━━ Input rows ━━

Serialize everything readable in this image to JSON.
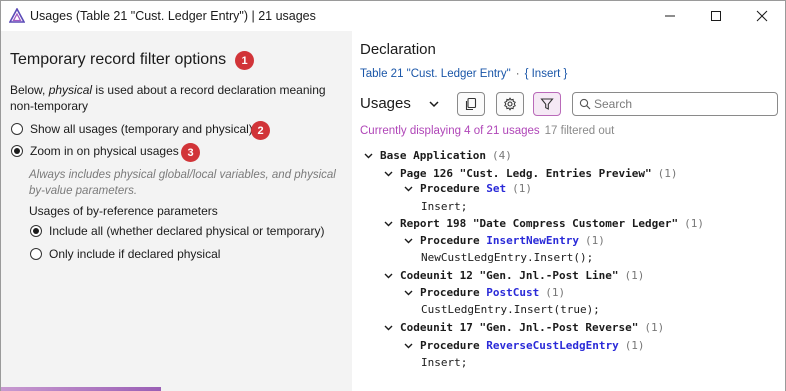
{
  "window": {
    "title": "Usages (Table 21 \"Cust. Ledger Entry\") | 21 usages",
    "icons": {
      "app": "app-logo-icon",
      "minimize": "minimize-icon",
      "maximize": "maximize-icon",
      "close": "close-icon"
    }
  },
  "left": {
    "title": "Temporary record filter options",
    "description_pre": "Below, ",
    "description_em": "physical",
    "description_post": " is used about a record declaration meaning non-temporary",
    "badges": [
      "1",
      "2",
      "3"
    ],
    "option_all": "Show all usages (temporary and physical)",
    "option_physical": "Zoom in on physical usages",
    "selected_option": "option_physical",
    "hint": "Always includes physical global/local variables, and physical by-value parameters.",
    "byref_label": "Usages of by-reference parameters",
    "byref_include_all": "Include all (whether declared physical or temporary)",
    "byref_only_physical": "Only include if declared physical",
    "byref_selected": "byref_include_all"
  },
  "right": {
    "declaration_title": "Declaration",
    "declaration_link": "Table 21 \"Cust. Ledger Entry\"",
    "declaration_sep": "·",
    "declaration_trigger": "{ Insert }",
    "usages_title": "Usages",
    "toolbar": {
      "copy_icon": "copy-icon",
      "settings_icon": "gear-icon",
      "filter_icon": "filter-icon",
      "filter_active": true
    },
    "search_placeholder": "Search",
    "status_main": "Currently displaying 4 of 21 usages",
    "status_filtered": "17 filtered out",
    "tree": {
      "root": {
        "label": "Base Application",
        "count": "(4)"
      },
      "objects": [
        {
          "label": "Page 126 \"Cust. Ledg. Entries Preview\"",
          "count": "(1)",
          "kw": "Procedure",
          "proc": "Set",
          "proc_count": "(1)",
          "code": "Insert;"
        },
        {
          "label": "Report 198 \"Date Compress Customer Ledger\"",
          "count": "(1)",
          "kw": "Procedure",
          "proc": "InsertNewEntry",
          "proc_count": "(1)",
          "code": "NewCustLedgEntry.Insert();"
        },
        {
          "label": "Codeunit 12 \"Gen. Jnl.-Post Line\"",
          "count": "(1)",
          "kw": "Procedure",
          "proc": "PostCust",
          "proc_count": "(1)",
          "code": "CustLedgEntry.Insert(true);"
        },
        {
          "label": "Codeunit 17 \"Gen. Jnl.-Post Reverse\"",
          "count": "(1)",
          "kw": "Procedure",
          "proc": "ReverseCustLedgEntry",
          "proc_count": "(1)",
          "code": "Insert;"
        }
      ]
    }
  },
  "colors": {
    "accent_purple": "#b046b8",
    "link_blue": "#1a56a8",
    "badge_red": "#d13438",
    "proc_blue": "#2a2ad8"
  }
}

━━━

• _What you have to do_
Search the entries for "record" and copy out each line that has it.

• _Task output_
    "title": "Temporary record filter options",
    "description_post": " is used about a record declaration meaning non-temporary",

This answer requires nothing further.